Reproduce the records below in full and exactly, without their images.

Data excerpts.

_ _ _ _

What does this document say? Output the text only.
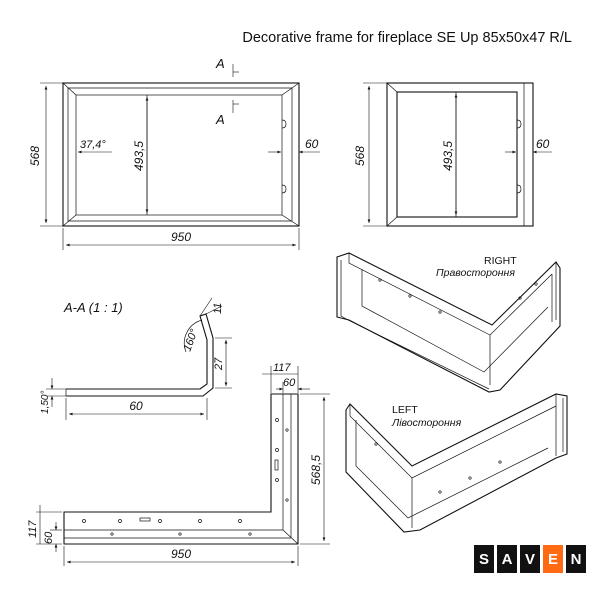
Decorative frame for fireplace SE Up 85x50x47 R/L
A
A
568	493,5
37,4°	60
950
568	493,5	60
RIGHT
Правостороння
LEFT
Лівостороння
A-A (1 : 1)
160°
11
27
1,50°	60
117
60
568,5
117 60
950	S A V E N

_ _ _ _

COMPLETE ANSWER.
What does this document say? Output the text only.
Decorative frame for fireplace SE Up 85x50x47 R/L
A
A
568	493,5
37,4°	60
950
568	493,5	60
RIGHT
Правостороння
LEFT
Лівостороння
A-A (1 : 1)
160°
11
27
1,50°	60
117
60
568,5
117 60
950	S A V E N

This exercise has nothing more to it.